## DATOS PROPORCIONADOS
+++
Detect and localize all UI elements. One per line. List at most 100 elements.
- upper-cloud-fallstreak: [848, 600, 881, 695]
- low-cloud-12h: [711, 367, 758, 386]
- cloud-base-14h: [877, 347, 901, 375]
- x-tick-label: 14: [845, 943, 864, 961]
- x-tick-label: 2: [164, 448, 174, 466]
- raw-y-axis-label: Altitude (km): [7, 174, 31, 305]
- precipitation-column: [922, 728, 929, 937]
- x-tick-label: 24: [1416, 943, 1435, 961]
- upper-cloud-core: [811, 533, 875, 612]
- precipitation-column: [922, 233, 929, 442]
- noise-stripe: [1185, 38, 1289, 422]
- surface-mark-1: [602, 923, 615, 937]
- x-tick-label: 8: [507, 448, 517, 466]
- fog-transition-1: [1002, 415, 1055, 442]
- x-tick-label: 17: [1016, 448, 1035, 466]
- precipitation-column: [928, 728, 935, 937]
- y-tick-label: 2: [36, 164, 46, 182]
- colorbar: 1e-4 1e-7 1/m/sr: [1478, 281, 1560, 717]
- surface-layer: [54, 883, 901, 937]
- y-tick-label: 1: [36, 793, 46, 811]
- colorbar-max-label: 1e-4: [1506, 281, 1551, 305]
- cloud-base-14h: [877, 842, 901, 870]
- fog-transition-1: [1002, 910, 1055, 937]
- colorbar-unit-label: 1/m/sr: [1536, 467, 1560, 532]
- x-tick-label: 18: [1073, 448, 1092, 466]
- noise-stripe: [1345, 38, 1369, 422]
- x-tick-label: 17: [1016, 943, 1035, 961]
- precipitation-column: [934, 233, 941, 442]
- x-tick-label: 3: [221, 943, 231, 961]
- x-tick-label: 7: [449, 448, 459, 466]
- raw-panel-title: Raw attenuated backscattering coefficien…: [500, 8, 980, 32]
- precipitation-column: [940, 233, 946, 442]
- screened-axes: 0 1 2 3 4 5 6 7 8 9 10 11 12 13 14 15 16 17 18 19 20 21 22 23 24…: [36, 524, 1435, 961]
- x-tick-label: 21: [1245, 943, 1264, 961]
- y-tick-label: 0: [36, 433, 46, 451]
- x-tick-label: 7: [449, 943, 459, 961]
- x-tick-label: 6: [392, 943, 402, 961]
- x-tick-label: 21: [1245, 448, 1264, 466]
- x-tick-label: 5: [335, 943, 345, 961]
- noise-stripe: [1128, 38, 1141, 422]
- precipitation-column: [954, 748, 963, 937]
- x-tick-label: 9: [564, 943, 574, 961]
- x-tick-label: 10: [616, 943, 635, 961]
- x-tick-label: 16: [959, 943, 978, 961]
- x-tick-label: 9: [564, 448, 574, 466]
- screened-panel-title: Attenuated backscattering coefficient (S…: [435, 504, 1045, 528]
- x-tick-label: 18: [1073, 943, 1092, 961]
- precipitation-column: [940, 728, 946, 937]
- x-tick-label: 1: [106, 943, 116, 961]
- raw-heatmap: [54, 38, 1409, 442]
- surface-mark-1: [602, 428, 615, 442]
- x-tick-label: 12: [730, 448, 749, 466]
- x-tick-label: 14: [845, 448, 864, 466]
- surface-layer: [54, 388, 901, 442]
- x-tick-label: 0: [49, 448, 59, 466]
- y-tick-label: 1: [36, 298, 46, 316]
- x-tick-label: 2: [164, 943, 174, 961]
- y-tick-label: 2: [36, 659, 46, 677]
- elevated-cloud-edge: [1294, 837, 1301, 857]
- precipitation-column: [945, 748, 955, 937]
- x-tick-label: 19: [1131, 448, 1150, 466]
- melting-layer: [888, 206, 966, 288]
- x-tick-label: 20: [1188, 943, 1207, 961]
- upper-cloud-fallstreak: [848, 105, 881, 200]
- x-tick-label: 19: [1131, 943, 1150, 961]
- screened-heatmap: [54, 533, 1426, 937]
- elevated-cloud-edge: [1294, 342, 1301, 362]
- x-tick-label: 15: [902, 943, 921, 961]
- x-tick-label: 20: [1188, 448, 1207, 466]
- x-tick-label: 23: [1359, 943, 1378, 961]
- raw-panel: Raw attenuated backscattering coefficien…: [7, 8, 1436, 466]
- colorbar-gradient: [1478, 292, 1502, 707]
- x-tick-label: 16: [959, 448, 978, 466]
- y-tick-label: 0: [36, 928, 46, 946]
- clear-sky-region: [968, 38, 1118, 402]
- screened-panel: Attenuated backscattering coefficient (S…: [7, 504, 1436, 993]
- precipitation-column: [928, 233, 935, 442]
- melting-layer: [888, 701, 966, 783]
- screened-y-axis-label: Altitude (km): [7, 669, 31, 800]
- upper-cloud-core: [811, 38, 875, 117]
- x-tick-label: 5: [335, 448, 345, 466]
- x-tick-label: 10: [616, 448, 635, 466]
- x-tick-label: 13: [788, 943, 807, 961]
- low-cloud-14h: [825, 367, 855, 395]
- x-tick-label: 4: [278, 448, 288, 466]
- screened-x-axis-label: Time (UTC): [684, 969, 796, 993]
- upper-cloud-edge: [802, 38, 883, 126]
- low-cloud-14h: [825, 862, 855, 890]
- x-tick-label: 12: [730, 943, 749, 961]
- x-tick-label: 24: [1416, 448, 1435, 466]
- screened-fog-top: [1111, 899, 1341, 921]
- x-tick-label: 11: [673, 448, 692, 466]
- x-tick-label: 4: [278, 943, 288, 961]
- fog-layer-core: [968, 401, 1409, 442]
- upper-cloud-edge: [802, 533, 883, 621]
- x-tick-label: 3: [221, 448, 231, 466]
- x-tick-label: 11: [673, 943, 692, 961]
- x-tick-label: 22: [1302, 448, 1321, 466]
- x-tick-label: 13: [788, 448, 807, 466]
+++
## DETALLES DEL EJERCICIO
Convierte todo el material en una lista JSON de cadenas, con una cadena por cada línea y sin incluir las líneas en blanco.

## RESPUESTA
[
  "Detect and localize all UI elements. One per line. List at most 100 elements.",
  "- upper-cloud-fallstreak: [848, 600, 881, 695]",
  "- low-cloud-12h: [711, 367, 758, 386]",
  "- cloud-base-14h: [877, 347, 901, 375]",
  "- x-tick-label: 14: [845, 943, 864, 961]",
  "- x-tick-label: 2: [164, 448, 174, 466]",
  "- raw-y-axis-label: Altitude (km): [7, 174, 31, 305]",
  "- precipitation-column: [922, 728, 929, 937]",
  "- x-tick-label: 24: [1416, 943, 1435, 961]",
  "- upper-cloud-core: [811, 533, 875, 612]",
  "- precipitation-column: [922, 233, 929, 442]",
  "- noise-stripe: [1185, 38, 1289, 422]",
  "- surface-mark-1: [602, 923, 615, 937]",
  "- x-tick-label: 8: [507, 448, 517, 466]",
  "- fog-transition-1: [1002, 415, 1055, 442]",
  "- x-tick-label: 17: [1016, 448, 1035, 466]",
  "- precipitation-column: [928, 728, 935, 937]",
  "- y-tick-label: 2: [36, 164, 46, 182]",
  "- colorbar: 1e-4 1e-7 1/m/sr: [1478, 281, 1560, 717]",
  "- surface-layer: [54, 883, 901, 937]",
  "- y-tick-label: 1: [36, 793, 46, 811]",
  "- colorbar-max-label: 1e-4: [1506, 281, 1551, 305]",
  "- cloud-base-14h: [877, 842, 901, 870]",
  "- fog-transition-1: [1002, 910, 1055, 937]",
  "- colorbar-unit-label: 1/m/sr: [1536, 467, 1560, 532]",
  "- x-tick-label: 18: [1073, 448, 1092, 466]",
  "- noise-stripe: [1345, 38, 1369, 422]",
  "- x-tick-label: 17: [1016, 943, 1035, 961]",
  "- precipitation-column: [934, 233, 941, 442]",
  "- x-tick-label: 3: [221, 943, 231, 961]",
  "- x-tick-label: 7: [449, 448, 459, 466]",
  "- raw-panel-title: Raw attenuated backscattering coefficien…: [500, 8, 980, 32]",
  "- precipitation-column: [940, 233, 946, 442]",
  "- screened-axes: 0 1 2 3 4 5 6 7 8 9 10 11 12 13 14 15 16 17 18 19 20 21 22 23 24…: [36, 524, 1435, 961]",
  "- x-tick-label: 21: [1245, 943, 1264, 961]",
  "- y-tick-label: 0: [36, 433, 46, 451]",
  "- x-tick-label: 7: [449, 943, 459, 961]",
  "- x-tick-label: 6: [392, 943, 402, 961]",
  "- x-tick-label: 21: [1245, 448, 1264, 466]",
  "- x-tick-label: 5: [335, 943, 345, 961]",
  "- noise-stripe: [1128, 38, 1141, 422]",
  "- precipitation-column: [954, 748, 963, 937]",
  "- x-tick-label: 9: [564, 943, 574, 961]",
  "- x-tick-label: 10: [616, 943, 635, 961]",
  "- x-tick-label: 16: [959, 943, 978, 961]",
  "- x-tick-label: 9: [564, 448, 574, 466]",
  "- screened-panel-title: Attenuated backscattering coefficient (S…: [435, 504, 1045, 528]",
  "- x-tick-label: 18: [1073, 943, 1092, 961]",
  "- precipitation-column: [940, 728, 946, 937]",
  "- x-tick-label: 1: [106, 943, 116, 961]",
  "- raw-heatmap: [54, 38, 1409, 442]",
  "- surface-mark-1: [602, 428, 615, 442]",
  "- x-tick-label: 12: [730, 448, 749, 466]",
  "- x-tick-label: 14: [845, 448, 864, 466]",
  "- surface-layer: [54, 388, 901, 442]",
  "- x-tick-label: 0: [49, 448, 59, 466]",
  "- y-tick-label: 1: [36, 298, 46, 316]",
  "- x-tick-label: 2: [164, 943, 174, 961]",
  "- y-tick-label: 2: [36, 659, 46, 677]",
  "- elevated-cloud-edge: [1294, 837, 1301, 857]",
  "- precipitation-column: [945, 748, 955, 937]",
  "- x-tick-label: 19: [1131, 448, 1150, 466]",
  "- melting-layer: [888, 206, 966, 288]",
  "- x-tick-label: 20: [1188, 943, 1207, 961]",
  "- upper-cloud-fallstreak: [848, 105, 881, 200]",
  "- x-tick-label: 19: [1131, 943, 1150, 961]",
  "- screened-heatmap: [54, 533, 1426, 937]",
  "- elevated-cloud-edge: [1294, 342, 1301, 362]",
  "- x-tick-label: 15: [902, 943, 921, 961]",
  "- x-tick-label: 20: [1188, 448, 1207, 466]",
  "- x-tick-label: 23: [1359, 943, 1378, 961]",
  "- raw-panel: Raw attenuated backscattering coefficien…: [7, 8, 1436, 466]",
  "- colorbar-gradient: [1478, 292, 1502, 707]",
  "- x-tick-label: 16: [959, 448, 978, 466]",
  "- y-tick-label: 0: [36, 928, 46, 946]",
  "- clear-sky-region: [968, 38, 1118, 402]",
  "- screened-panel: Attenuated backscattering coefficient (S…: [7, 504, 1436, 993]",
  "- precipitation-column: [928, 233, 935, 442]",
  "- melting-layer: [888, 701, 966, 783]",
  "- screened-y-axis-label: Altitude (km): [7, 669, 31, 800]",
  "- upper-cloud-core: [811, 38, 875, 117]",
  "- x-tick-label: 5: [335, 448, 345, 466]",
  "- x-tick-label: 10: [616, 448, 635, 466]",
  "- x-tick-label: 13: [788, 943, 807, 961]",
  "- low-cloud-14h: [825, 367, 855, 395]",
  "- x-tick-label: 4: [278, 448, 288, 466]",
  "- screened-x-axis-label: Time (UTC): [684, 969, 796, 993]",
  "- upper-cloud-edge: [802, 38, 883, 126]",
  "- low-cloud-14h: [825, 862, 855, 890]",
  "- x-tick-label: 12: [730, 943, 749, 961]",
  "- x-tick-label: 24: [1416, 448, 1435, 466]",
  "- screened-fog-top: [1111, 899, 1341, 921]",
  "- x-tick-label: 11: [673, 448, 692, 466]",
  "- x-tick-label: 4: [278, 943, 288, 961]",
  "- fog-layer-core: [968, 401, 1409, 442]",
  "- upper-cloud-edge: [802, 533, 883, 621]",
  "- x-tick-label: 3: [221, 448, 231, 466]",
  "- x-tick-label: 11: [673, 943, 692, 961]",
  "- x-tick-label: 22: [1302, 448, 1321, 466]",
  "- x-tick-label: 13: [788, 448, 807, 466]"
]